TASK DESCRIPTION: Say how many lines in the records include the string "санитарная", adding no other words.

RAW RECORDS:
┌────────

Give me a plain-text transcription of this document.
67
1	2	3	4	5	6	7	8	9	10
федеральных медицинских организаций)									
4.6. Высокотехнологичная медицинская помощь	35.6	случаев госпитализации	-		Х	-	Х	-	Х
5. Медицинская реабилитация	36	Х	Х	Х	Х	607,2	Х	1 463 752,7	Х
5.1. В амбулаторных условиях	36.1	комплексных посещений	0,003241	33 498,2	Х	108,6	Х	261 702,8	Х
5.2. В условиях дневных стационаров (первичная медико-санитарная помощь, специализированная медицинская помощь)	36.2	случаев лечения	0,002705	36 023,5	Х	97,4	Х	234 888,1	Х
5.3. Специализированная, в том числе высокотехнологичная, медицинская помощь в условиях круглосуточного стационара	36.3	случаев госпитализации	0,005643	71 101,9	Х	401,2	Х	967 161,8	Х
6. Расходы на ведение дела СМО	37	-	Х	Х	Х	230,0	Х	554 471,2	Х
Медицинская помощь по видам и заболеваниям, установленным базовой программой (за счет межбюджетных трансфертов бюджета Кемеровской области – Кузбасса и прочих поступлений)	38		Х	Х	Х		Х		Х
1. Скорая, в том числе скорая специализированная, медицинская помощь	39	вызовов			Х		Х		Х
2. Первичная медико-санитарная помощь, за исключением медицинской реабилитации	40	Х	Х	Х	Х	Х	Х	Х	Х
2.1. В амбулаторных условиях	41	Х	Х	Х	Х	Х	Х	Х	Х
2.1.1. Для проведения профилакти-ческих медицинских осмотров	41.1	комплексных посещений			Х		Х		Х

└────────

OUTPUT: 2